## Exercise aim
Give only a count of the lines that include the string "processes".

Dataset rows
■ ■ ■ ■

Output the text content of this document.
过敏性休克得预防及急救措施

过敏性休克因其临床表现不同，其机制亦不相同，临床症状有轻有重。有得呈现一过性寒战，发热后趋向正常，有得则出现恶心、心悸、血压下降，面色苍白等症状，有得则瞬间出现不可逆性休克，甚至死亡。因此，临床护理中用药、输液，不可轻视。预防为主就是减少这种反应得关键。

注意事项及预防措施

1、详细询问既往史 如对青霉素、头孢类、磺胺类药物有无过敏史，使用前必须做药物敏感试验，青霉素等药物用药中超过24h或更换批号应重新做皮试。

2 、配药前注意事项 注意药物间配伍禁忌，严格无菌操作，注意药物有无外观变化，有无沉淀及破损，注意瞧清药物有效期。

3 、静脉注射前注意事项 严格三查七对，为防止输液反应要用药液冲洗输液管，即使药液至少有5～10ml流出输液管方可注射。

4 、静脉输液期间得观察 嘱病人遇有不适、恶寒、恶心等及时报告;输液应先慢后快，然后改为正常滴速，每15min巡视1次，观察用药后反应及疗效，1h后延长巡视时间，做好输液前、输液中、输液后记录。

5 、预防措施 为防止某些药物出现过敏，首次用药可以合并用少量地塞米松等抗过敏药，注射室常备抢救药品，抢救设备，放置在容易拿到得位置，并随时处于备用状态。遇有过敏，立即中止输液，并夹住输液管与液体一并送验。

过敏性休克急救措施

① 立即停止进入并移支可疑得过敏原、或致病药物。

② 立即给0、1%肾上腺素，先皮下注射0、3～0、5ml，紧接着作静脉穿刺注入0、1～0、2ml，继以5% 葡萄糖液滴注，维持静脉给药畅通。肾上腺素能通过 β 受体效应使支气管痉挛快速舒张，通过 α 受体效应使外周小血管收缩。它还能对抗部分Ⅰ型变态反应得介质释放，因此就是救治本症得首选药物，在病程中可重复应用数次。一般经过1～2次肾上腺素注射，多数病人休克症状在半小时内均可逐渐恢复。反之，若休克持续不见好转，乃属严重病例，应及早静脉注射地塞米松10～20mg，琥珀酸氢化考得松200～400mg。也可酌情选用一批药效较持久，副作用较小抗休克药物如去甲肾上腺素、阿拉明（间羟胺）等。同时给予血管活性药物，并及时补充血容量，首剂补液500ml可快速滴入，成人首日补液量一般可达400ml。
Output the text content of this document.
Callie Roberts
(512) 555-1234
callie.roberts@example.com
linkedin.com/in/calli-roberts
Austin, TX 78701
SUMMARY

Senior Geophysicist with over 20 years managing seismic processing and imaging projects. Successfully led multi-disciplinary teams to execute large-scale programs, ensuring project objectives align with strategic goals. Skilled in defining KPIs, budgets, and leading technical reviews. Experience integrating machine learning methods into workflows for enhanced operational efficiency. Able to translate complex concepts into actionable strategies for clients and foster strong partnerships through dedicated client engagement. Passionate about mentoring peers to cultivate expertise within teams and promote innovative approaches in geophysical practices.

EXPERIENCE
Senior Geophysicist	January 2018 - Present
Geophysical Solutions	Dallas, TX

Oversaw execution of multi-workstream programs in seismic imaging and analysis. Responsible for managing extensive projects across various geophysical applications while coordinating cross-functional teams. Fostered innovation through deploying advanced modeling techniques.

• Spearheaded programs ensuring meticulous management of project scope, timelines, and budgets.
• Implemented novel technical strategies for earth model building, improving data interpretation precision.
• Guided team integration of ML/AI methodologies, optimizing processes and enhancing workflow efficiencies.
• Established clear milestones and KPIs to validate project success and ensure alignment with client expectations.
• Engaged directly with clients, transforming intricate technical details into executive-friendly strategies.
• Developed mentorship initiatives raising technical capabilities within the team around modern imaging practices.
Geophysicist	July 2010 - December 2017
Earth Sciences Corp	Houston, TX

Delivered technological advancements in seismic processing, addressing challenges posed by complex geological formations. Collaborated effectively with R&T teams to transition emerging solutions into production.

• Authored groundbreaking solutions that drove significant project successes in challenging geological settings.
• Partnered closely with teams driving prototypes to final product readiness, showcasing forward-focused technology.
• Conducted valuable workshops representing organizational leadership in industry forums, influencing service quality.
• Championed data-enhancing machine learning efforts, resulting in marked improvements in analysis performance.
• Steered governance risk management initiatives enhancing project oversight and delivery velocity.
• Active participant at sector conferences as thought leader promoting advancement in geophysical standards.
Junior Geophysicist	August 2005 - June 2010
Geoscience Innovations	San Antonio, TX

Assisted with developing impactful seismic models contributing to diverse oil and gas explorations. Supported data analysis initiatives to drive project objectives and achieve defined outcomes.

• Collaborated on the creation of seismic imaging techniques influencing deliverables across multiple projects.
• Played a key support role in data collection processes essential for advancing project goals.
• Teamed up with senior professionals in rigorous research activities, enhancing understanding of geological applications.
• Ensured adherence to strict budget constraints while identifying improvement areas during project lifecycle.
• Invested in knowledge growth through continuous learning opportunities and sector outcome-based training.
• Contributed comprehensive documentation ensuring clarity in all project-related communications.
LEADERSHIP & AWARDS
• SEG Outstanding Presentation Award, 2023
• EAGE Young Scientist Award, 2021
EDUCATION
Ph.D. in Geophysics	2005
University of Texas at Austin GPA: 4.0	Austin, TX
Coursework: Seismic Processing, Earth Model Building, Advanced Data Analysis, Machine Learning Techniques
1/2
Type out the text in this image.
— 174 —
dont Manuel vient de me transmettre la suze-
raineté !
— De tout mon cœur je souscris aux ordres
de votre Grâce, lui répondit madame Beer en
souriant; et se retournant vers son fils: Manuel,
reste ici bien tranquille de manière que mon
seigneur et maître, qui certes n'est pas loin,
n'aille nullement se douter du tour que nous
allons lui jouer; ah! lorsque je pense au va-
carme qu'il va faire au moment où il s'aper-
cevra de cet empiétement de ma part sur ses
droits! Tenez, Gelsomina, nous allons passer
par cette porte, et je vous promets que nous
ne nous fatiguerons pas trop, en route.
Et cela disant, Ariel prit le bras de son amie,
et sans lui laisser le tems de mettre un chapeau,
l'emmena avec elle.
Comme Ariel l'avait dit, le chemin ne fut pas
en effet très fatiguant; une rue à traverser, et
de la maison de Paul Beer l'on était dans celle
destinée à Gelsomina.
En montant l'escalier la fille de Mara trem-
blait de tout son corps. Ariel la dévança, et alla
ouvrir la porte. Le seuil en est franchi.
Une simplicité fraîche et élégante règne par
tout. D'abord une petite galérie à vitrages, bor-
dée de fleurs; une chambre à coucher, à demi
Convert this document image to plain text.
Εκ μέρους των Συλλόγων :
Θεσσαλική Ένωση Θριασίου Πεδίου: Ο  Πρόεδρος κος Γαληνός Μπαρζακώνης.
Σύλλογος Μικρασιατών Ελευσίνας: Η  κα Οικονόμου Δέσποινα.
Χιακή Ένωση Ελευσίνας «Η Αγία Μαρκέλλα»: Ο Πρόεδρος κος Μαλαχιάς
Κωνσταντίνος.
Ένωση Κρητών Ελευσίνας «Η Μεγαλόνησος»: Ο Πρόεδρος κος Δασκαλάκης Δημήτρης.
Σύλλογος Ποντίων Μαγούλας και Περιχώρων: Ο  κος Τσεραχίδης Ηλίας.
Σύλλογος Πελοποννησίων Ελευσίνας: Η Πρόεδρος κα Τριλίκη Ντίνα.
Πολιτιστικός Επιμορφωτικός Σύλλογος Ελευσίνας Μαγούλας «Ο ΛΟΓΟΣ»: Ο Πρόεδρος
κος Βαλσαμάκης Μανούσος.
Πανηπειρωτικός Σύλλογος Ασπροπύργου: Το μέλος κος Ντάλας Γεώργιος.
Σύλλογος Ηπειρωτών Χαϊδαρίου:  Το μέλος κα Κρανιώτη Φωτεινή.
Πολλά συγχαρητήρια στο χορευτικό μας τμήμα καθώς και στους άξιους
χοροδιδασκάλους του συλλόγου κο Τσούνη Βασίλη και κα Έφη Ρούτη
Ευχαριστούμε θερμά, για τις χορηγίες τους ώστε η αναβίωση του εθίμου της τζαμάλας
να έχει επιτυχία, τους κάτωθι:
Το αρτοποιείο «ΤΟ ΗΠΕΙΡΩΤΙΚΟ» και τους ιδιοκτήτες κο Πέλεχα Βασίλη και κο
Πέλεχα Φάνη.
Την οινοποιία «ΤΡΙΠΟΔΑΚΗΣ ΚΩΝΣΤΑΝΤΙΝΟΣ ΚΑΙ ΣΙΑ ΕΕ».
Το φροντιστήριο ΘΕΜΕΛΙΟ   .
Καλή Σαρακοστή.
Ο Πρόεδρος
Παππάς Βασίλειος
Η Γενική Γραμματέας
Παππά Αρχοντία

■ ■ ■ ■

## Result of this task
2